TASK INPUTS:

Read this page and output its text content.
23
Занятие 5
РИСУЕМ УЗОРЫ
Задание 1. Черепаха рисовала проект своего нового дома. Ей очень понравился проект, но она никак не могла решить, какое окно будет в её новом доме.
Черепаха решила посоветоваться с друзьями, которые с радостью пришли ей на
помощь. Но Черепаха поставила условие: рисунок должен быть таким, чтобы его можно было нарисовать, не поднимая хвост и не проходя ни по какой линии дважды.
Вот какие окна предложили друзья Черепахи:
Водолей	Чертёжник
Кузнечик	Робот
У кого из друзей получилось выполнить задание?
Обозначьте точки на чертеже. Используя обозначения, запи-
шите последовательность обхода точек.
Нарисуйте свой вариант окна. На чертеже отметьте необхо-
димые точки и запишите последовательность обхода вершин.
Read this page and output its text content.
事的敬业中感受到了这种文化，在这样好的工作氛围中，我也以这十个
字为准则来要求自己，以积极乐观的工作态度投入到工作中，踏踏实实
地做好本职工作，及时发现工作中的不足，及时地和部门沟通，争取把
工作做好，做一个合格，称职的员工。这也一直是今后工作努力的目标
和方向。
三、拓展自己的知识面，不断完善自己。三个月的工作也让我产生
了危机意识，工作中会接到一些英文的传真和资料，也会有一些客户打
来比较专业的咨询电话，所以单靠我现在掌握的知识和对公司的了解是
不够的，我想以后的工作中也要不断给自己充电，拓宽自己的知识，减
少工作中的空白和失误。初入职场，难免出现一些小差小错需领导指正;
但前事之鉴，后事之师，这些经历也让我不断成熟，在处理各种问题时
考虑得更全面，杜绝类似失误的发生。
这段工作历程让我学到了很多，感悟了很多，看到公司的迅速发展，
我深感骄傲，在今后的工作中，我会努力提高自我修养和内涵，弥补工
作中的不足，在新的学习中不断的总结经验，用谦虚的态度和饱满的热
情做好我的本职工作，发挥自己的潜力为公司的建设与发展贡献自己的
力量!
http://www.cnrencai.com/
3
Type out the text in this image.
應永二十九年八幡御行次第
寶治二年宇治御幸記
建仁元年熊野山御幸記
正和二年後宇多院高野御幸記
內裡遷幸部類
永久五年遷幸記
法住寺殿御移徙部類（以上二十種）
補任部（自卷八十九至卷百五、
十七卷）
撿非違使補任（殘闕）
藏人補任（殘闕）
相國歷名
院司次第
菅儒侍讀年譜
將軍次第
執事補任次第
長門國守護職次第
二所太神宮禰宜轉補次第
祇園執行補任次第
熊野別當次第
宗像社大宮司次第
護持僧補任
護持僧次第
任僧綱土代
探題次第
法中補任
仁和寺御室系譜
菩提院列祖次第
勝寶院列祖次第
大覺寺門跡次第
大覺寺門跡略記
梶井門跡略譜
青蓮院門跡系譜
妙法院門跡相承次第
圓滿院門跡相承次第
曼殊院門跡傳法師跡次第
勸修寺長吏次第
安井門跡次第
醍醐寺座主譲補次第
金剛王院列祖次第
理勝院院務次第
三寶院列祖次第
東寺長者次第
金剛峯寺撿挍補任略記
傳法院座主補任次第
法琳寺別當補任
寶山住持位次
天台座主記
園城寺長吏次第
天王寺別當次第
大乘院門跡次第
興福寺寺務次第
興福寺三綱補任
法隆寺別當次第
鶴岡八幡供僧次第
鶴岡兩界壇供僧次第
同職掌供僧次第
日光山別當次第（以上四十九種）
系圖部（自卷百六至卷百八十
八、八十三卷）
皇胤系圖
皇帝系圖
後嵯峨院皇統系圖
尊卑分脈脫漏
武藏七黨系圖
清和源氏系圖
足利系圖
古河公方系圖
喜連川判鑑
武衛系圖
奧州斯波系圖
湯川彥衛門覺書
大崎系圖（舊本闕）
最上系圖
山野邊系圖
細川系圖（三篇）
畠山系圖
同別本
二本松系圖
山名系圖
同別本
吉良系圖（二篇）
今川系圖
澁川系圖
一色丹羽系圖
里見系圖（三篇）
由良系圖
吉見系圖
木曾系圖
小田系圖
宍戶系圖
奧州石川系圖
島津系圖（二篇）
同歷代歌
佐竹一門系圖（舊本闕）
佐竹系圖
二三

EXERCISE AIM: Please repeat the material above, word for word and in full.

SOLUTION:
Read this page and output its text content.
23
Занятие 5
РИСУЕМ УЗОРЫ
Задание 1. Черепаха рисовала проект своего нового дома. Ей очень понравился проект, но она никак не могла решить, какое окно будет в её новом доме.
Черепаха решила посоветоваться с друзьями, которые с радостью пришли ей на
помощь. Но Черепаха поставила условие: рисунок должен быть таким, чтобы его можно было нарисовать, не поднимая хвост и не проходя ни по какой линии дважды.
Вот какие окна предложили друзья Черепахи:
Водолей	Чертёжник
Кузнечик	Робот
У кого из друзей получилось выполнить задание?
Обозначьте точки на чертеже. Используя обозначения, запи-
шите последовательность обхода точек.
Нарисуйте свой вариант окна. На чертеже отметьте необхо-
димые точки и запишите последовательность обхода вершин.
Read this page and output its text content.
事的敬业中感受到了这种文化，在这样好的工作氛围中，我也以这十个
字为准则来要求自己，以积极乐观的工作态度投入到工作中，踏踏实实
地做好本职工作，及时发现工作中的不足，及时地和部门沟通，争取把
工作做好，做一个合格，称职的员工。这也一直是今后工作努力的目标
和方向。
三、拓展自己的知识面，不断完善自己。三个月的工作也让我产生
了危机意识，工作中会接到一些英文的传真和资料，也会有一些客户打
来比较专业的咨询电话，所以单靠我现在掌握的知识和对公司的了解是
不够的，我想以后的工作中也要不断给自己充电，拓宽自己的知识，减
少工作中的空白和失误。初入职场，难免出现一些小差小错需领导指正;
但前事之鉴，后事之师，这些经历也让我不断成熟，在处理各种问题时
考虑得更全面，杜绝类似失误的发生。
这段工作历程让我学到了很多，感悟了很多，看到公司的迅速发展，
我深感骄傲，在今后的工作中，我会努力提高自我修养和内涵，弥补工
作中的不足，在新的学习中不断的总结经验，用谦虚的态度和饱满的热
情做好我的本职工作，发挥自己的潜力为公司的建设与发展贡献自己的
力量!
http://www.cnrencai.com/
3
Type out the text in this image.
應永二十九年八幡御行次第
寶治二年宇治御幸記
建仁元年熊野山御幸記
正和二年後宇多院高野御幸記
內裡遷幸部類
永久五年遷幸記
法住寺殿御移徙部類（以上二十種）
補任部（自卷八十九至卷百五、
十七卷）
撿非違使補任（殘闕）
藏人補任（殘闕）
相國歷名
院司次第
菅儒侍讀年譜
將軍次第
執事補任次第
長門國守護職次第
二所太神宮禰宜轉補次第
祇園執行補任次第
熊野別當次第
宗像社大宮司次第
護持僧補任
護持僧次第
任僧綱土代
探題次第
法中補任
仁和寺御室系譜
菩提院列祖次第
勝寶院列祖次第
大覺寺門跡次第
大覺寺門跡略記
梶井門跡略譜
青蓮院門跡系譜
妙法院門跡相承次第
圓滿院門跡相承次第
曼殊院門跡傳法師跡次第
勸修寺長吏次第
安井門跡次第
醍醐寺座主譲補次第
金剛王院列祖次第
理勝院院務次第
三寶院列祖次第
東寺長者次第
金剛峯寺撿挍補任略記
傳法院座主補任次第
法琳寺別當補任
寶山住持位次
天台座主記
園城寺長吏次第
天王寺別當次第
大乘院門跡次第
興福寺寺務次第
興福寺三綱補任
法隆寺別當次第
鶴岡八幡供僧次第
鶴岡兩界壇供僧次第
同職掌供僧次第
日光山別當次第（以上四十九種）
系圖部（自卷百六至卷百八十
八、八十三卷）
皇胤系圖
皇帝系圖
後嵯峨院皇統系圖
尊卑分脈脫漏
武藏七黨系圖
清和源氏系圖
足利系圖
古河公方系圖
喜連川判鑑
武衛系圖
奧州斯波系圖
湯川彥衛門覺書
大崎系圖（舊本闕）
最上系圖
山野邊系圖
細川系圖（三篇）
畠山系圖
同別本
二本松系圖
山名系圖
同別本
吉良系圖（二篇）
今川系圖
澁川系圖
一色丹羽系圖
里見系圖（三篇）
由良系圖
吉見系圖
木曾系圖
小田系圖
宍戶系圖
奧州石川系圖
島津系圖（二篇）
同歷代歌
佐竹一門系圖（舊本闕）
佐竹系圖
二三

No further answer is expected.